Entries taken from a collection:

§ §

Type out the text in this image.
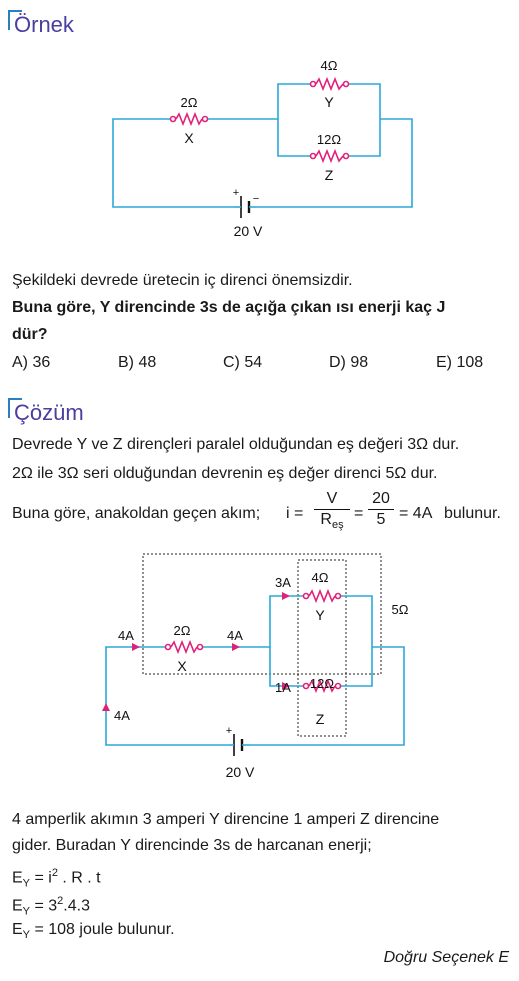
Örnek
2Ω
X
4Ω
Y
12Ω
Z
+ −
20 V
Şekildeki devrede üretecin iç direnci önemsizdir.
Buna göre, Y direncinde 3s de açığa çıkan ısı enerji kaç J
dür?
A) 36	B) 48	C) 54	D) 98	E) 108
Çözüm
Devrede Y ve Z dirençleri paralel olduğundan eş değeri 3Ω dur.
2Ω ile 3Ω seri olduğundan devrenin eş değer direnci 5Ω dur.
Buna göre, anakoldan geçen akım; i =
V
$R_{eş}$
=
20
5 = 4A bulunur.
4A	2Ω
X
4A
3A 4Ω
Y	5Ω
1A 12Ω
Z
4A
+
20 V
4 amperlik akımın 3 amperi Y direncine 1 amperi Z direncine
gider. Buradan Y direncinde 3s de harcanan enerji;
$E_Y = i^2$ . R . t
$E_Y = 3^2.4.3$
$E_Y = 108$ joule bulunur.
Doğru Seçenek E
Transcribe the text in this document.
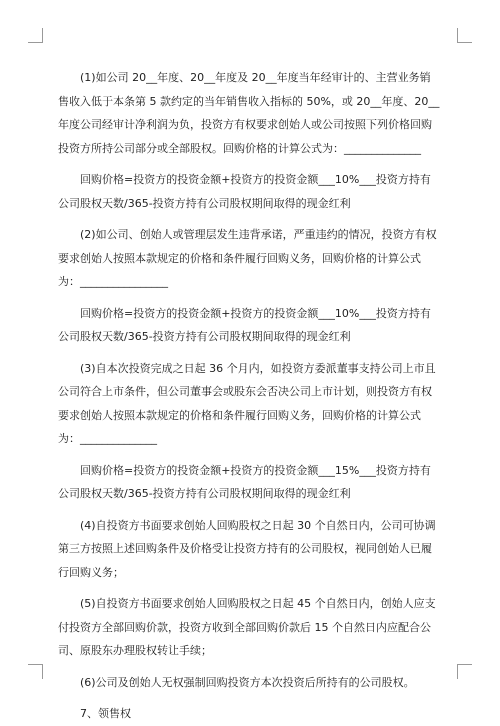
(1)如公司 20__年度、20__年度及 20__年度当年经审计的、主营业务销售收入低于本条第 5 款约定的当年销售收入指标的 50%，或 20__年度、20__年度公司经审计净利润为负，投资方有权要求创始人或公司按照下列价格回购投资方所持公司部分或全部股权。回购价格的计算公式为：______________

回购价格=投资方的投资金额+投资方的投资金额___10%___投资方持有公司股权天数/365-投资方持有公司股权期间取得的现金红利

(2)如公司、创始人或管理层发生违背承诺，严重违约的情况，投资方有权要求创始人按照本款规定的价格和条件履行回购义务，回购价格的计算公式为：________________

回购价格=投资方的投资金额+投资方的投资金额___10%___投资方持有公司股权天数/365-投资方持有公司股权期间取得的现金红利

(3)自本次投资完成之日起 36 个月内，如投资方委派董事支持公司上市且公司符合上市条件，但公司董事会或股东会否决公司上市计划，则投资方有权要求创始人按照本款规定的价格和条件履行回购义务，回购价格的计算公式为：______________

回购价格=投资方的投资金额+投资方的投资金额___15%___投资方持有公司股权天数/365-投资方持有公司股权期间取得的现金红利

(4)自投资方书面要求创始人回购股权之日起 30 个自然日内，公司可协调第三方按照上述回购条件及价格受让投资方持有的公司股权，视同创始人已履行回购义务；

(5)自投资方书面要求创始人回购股权之日起 45 个自然日内，创始人应支付投资方全部回购价款，投资方收到全部回购价款后 15 个自然日内应配合公司、原股东办理股权转让手续；

(6)公司及创始人无权强制回购投资方本次投资后所持有的公司股权。

7、领售权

§ §

Every line above should be returned word for word, with the pictures left behind.

| EXERCISE SOLUTION |
Type out the text in this image.
Örnek
2Ω
X
4Ω
Y
12Ω
Z
+ −
20 V
Şekildeki devrede üretecin iç direnci önemsizdir.
Buna göre, Y direncinde 3s de açığa çıkan ısı enerji kaç J
dür?
A) 36	B) 48	C) 54	D) 98	E) 108
Çözüm
Devrede Y ve Z dirençleri paralel olduğundan eş değeri 3Ω dur.
2Ω ile 3Ω seri olduğundan devrenin eş değer direnci 5Ω dur.
Buna göre, anakoldan geçen akım; i =
V
$R_{eş}$
=
20
5 = 4A bulunur.
4A	2Ω
X
4A
3A 4Ω
Y	5Ω
1A 12Ω
Z
4A
+
20 V
4 amperlik akımın 3 amperi Y direncine 1 amperi Z direncine
gider. Buradan Y direncinde 3s de harcanan enerji;
$E_Y = i^2$ . R . t
$E_Y = 3^2.4.3$
$E_Y = 108$ joule bulunur.
Doğru Seçenek E
Transcribe the text in this document.
(1)如公司 20__年度、20__年度及 20__年度当年经审计的、主营业务销售收入低于本条第 5 款约定的当年销售收入指标的 50%，或 20__年度、20__年度公司经审计净利润为负，投资方有权要求创始人或公司按照下列价格回购投资方所持公司部分或全部股权。回购价格的计算公式为：______________

回购价格=投资方的投资金额+投资方的投资金额___10%___投资方持有公司股权天数/365-投资方持有公司股权期间取得的现金红利

(2)如公司、创始人或管理层发生违背承诺，严重违约的情况，投资方有权要求创始人按照本款规定的价格和条件履行回购义务，回购价格的计算公式为：________________

回购价格=投资方的投资金额+投资方的投资金额___10%___投资方持有公司股权天数/365-投资方持有公司股权期间取得的现金红利

(3)自本次投资完成之日起 36 个月内，如投资方委派董事支持公司上市且公司符合上市条件，但公司董事会或股东会否决公司上市计划，则投资方有权要求创始人按照本款规定的价格和条件履行回购义务，回购价格的计算公式为：______________

回购价格=投资方的投资金额+投资方的投资金额___15%___投资方持有公司股权天数/365-投资方持有公司股权期间取得的现金红利

(4)自投资方书面要求创始人回购股权之日起 30 个自然日内，公司可协调第三方按照上述回购条件及价格受让投资方持有的公司股权，视同创始人已履行回购义务；

(5)自投资方书面要求创始人回购股权之日起 45 个自然日内，创始人应支付投资方全部回购价款，投资方收到全部回购价款后 15 个自然日内应配合公司、原股东办理股权转让手续；

(6)公司及创始人无权强制回购投资方本次投资后所持有的公司股权。

7、领售权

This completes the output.